Entries shown:
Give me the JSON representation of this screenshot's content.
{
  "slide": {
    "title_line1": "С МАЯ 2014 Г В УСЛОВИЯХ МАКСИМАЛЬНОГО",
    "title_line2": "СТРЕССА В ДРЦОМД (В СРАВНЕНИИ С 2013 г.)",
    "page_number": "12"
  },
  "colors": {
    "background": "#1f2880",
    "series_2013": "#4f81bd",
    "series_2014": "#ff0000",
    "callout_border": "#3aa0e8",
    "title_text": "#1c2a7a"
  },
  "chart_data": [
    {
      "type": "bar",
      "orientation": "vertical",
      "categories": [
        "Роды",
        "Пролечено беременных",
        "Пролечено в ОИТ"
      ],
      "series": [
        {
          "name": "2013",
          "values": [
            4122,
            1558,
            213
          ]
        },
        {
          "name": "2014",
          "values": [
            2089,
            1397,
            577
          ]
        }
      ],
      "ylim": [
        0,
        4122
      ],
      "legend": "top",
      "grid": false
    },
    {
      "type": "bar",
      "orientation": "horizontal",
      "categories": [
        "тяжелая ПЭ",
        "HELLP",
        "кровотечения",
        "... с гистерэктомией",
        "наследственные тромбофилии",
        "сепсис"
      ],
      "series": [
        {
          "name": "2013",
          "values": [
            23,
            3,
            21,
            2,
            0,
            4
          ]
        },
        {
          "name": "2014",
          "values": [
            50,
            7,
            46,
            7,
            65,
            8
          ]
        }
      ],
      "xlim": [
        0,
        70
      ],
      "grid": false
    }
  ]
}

Stated problem:
Extract all of the data above and output it character for character.

Full answer:
Give me the JSON representation of this screenshot's content.
{
  "slide": {
    "title_line1": "С МАЯ 2014 Г В УСЛОВИЯХ МАКСИМАЛЬНОГО",
    "title_line2": "СТРЕССА В ДРЦОМД (В СРАВНЕНИИ С 2013 г.)",
    "page_number": "12"
  },
  "colors": {
    "background": "#1f2880",
    "series_2013": "#4f81bd",
    "series_2014": "#ff0000",
    "callout_border": "#3aa0e8",
    "title_text": "#1c2a7a"
  },
  "chart_data": [
    {
      "type": "bar",
      "orientation": "vertical",
      "categories": [
        "Роды",
        "Пролечено беременных",
        "Пролечено в ОИТ"
      ],
      "series": [
        {
          "name": "2013",
          "values": [
            4122,
            1558,
            213
          ]
        },
        {
          "name": "2014",
          "values": [
            2089,
            1397,
            577
          ]
        }
      ],
      "ylim": [
        0,
        4122
      ],
      "legend": "top",
      "grid": false
    },
    {
      "type": "bar",
      "orientation": "horizontal",
      "categories": [
        "тяжелая ПЭ",
        "HELLP",
        "кровотечения",
        "... с гистерэктомией",
        "наследственные тромбофилии",
        "сепсис"
      ],
      "series": [
        {
          "name": "2013",
          "values": [
            23,
            3,
            21,
            2,
            0,
            4
          ]
        },
        {
          "name": "2014",
          "values": [
            50,
            7,
            46,
            7,
            65,
            8
          ]
        }
      ],
      "xlim": [
        0,
        70
      ],
      "grid": false
    }
  ]
}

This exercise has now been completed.